M. Michelet a, qu'on nous permette cette expression, les défauts de ses qualités: il est parfois trop savant, trop poète et trop philosophe. Ici, il donne une importance exagérée à des détails qu'il devrait, sinon ignorer, du moins négliger; là, son esprit aventureux l'emporte hors des bornes de la raison et du bon goût; plus loin, il se laisse entraîner, par son désir de tout expliquer, dans d'incompréhensibles rêveries. Du reste, si bizarres que soient ses pensées, quelque forme étrange qu'elle revêtent, il ne cesse jamais de tenir son lecteur sous le charme fascinateur de son génie. On critique, mais on admire ces écarts extraordinaires qui dénotent un esprit vigoureux, doué des plus éminentes facultés. L'éloge suit toujours le blâme, et, la lecture achevée, le sentiment qu'elle ne peut manquer de faire naître est une admiration passionnée.

**CONSIGNE A**
Recopiez le passage sur Michelet depuis « M. Michelet a, qu'on » jusqu'à « une admiration passionnée. » inclus.
**CONSIGNE B**
Traduisez en anglais cette phrase du passage sur Michelet : « L'éloge suit toujours le blâme, et, la lecture achevée, le sentiment qu'elle ne peut manquer de faire naître est une admiration passionnée. »
**CONSIGNE C**
Poursuivez le passage sur Michelet à partir de sa dernière phrase.
Les données ci-après proviennent d'une autre source.

**DONNÉES FOURNIES**
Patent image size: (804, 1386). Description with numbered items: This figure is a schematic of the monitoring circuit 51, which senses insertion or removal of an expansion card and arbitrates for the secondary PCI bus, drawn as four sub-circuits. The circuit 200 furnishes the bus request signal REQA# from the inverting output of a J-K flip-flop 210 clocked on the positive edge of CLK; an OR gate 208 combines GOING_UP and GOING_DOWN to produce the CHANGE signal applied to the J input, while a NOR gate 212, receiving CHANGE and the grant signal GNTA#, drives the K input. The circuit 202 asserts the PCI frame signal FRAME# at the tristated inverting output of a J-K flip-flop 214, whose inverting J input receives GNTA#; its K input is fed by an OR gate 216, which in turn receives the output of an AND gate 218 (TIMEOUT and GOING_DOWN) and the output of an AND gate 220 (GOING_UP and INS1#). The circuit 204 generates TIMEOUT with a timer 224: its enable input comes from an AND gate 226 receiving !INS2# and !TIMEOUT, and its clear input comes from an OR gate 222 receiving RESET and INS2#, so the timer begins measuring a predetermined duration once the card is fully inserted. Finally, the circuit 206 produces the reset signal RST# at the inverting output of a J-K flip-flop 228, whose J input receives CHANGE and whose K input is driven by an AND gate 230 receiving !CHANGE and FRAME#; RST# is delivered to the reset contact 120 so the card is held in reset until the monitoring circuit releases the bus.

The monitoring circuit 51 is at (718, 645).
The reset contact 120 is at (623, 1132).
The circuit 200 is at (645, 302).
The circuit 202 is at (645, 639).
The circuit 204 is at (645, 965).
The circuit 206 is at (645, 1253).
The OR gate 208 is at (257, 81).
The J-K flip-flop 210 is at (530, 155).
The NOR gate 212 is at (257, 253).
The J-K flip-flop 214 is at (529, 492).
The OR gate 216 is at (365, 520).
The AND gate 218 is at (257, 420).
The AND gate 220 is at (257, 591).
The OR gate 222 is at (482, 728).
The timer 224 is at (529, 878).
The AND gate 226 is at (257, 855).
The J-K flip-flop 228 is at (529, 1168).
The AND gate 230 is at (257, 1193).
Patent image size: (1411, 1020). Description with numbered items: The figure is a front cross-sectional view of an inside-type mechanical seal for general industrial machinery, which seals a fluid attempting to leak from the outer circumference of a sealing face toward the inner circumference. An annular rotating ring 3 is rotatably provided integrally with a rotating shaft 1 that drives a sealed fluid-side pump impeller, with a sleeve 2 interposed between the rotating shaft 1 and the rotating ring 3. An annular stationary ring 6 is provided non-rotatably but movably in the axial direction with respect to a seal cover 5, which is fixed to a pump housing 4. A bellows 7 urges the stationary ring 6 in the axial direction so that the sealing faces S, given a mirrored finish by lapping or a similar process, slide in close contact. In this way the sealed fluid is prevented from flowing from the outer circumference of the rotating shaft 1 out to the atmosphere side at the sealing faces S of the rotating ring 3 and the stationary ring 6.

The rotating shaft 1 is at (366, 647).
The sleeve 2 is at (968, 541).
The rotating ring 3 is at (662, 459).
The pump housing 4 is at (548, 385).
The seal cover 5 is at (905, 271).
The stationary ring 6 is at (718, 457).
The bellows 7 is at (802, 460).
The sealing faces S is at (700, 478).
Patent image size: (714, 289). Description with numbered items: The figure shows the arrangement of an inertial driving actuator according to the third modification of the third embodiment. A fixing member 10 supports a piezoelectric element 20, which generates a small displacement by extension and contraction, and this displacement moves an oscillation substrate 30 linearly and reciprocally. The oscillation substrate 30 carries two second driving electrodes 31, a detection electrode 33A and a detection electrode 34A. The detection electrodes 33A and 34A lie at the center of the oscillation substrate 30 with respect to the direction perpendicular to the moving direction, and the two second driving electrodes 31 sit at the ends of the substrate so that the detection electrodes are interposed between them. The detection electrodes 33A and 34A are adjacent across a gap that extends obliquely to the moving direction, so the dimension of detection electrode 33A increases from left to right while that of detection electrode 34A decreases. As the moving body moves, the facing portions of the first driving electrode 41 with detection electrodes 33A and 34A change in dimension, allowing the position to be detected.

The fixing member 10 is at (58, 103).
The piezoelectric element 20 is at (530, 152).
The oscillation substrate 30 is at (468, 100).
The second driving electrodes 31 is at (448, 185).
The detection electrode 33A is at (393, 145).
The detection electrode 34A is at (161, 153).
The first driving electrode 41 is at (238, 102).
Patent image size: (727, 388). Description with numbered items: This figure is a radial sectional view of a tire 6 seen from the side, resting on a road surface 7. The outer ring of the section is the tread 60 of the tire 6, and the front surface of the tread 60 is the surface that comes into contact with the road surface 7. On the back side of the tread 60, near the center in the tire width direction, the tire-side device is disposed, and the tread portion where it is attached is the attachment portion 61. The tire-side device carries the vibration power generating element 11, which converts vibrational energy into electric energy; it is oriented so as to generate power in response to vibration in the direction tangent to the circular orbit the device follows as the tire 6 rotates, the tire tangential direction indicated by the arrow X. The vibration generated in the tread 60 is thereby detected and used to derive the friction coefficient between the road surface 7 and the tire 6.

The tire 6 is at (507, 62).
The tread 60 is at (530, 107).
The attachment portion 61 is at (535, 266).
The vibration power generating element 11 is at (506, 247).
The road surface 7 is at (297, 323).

**RÉPONSE RÉDIGÉE A**
M. Michelet a, qu'on nous permette cette expression, les défauts de ses qualités: il est parfois trop savant, trop poète et trop philosophe. Ici, il donne une importance exagérée à des détails qu'il devrait, sinon ignorer, du moins négliger; là, son esprit aventureux l'emporte hors des bornes de la raison et du bon goût; plus loin, il se laisse entraîner, par son désir de tout expliquer, dans d'incompréhensibles rêveries. Du reste, si bizarres que soient ses pensées, quelque forme étrange qu'elle revêtent, il ne cesse jamais de tenir son lecteur sous le charme fascinateur de son génie. On critique, mais on admire ces écarts extraordinaires qui dénotent un esprit vigoureux, doué des plus éminentes facultés. L'éloge suit toujours le blâme, et, la lecture achevée, le sentiment qu'elle ne peut manquer de faire naître est une admiration passionnée.

**RÉPONSE RÉDIGÉE B**
Praise always follows blame, and, once the reading is over, the feeling it cannot fail to arouse is a passionate admiration.

**RÉPONSE RÉDIGÉE C**
Le volume que vient de publier M. Michelet,--Louis XI et Charles le Téméraire,--le tome sixième de cette grande histoire de France en douze volumes qu'il a entreprise et qu'il terminera bientôt, nous semble d'ailleurs supérieur encore à ceux qui l'ont précédé. Parvenu à une époque mieux connue, M. Michelet ne peut plus se livrer aussi souvent à sa malheureuse passion pour les symboles; force lui est de croire à des faits dont l'authenticité ne saurait être sérieusement révoquée en doute. Le poète le plus hardi n'osera jamais métamorphoser en mythes Louis XI et Charles le Téméraire. Le style est aussi plus grave, plus égal, moins saccadé. Bien que certains chapitres y occupent peut-être une trop grande place, l'ensemble de ce volume paraît plus complet et mieux proportionné.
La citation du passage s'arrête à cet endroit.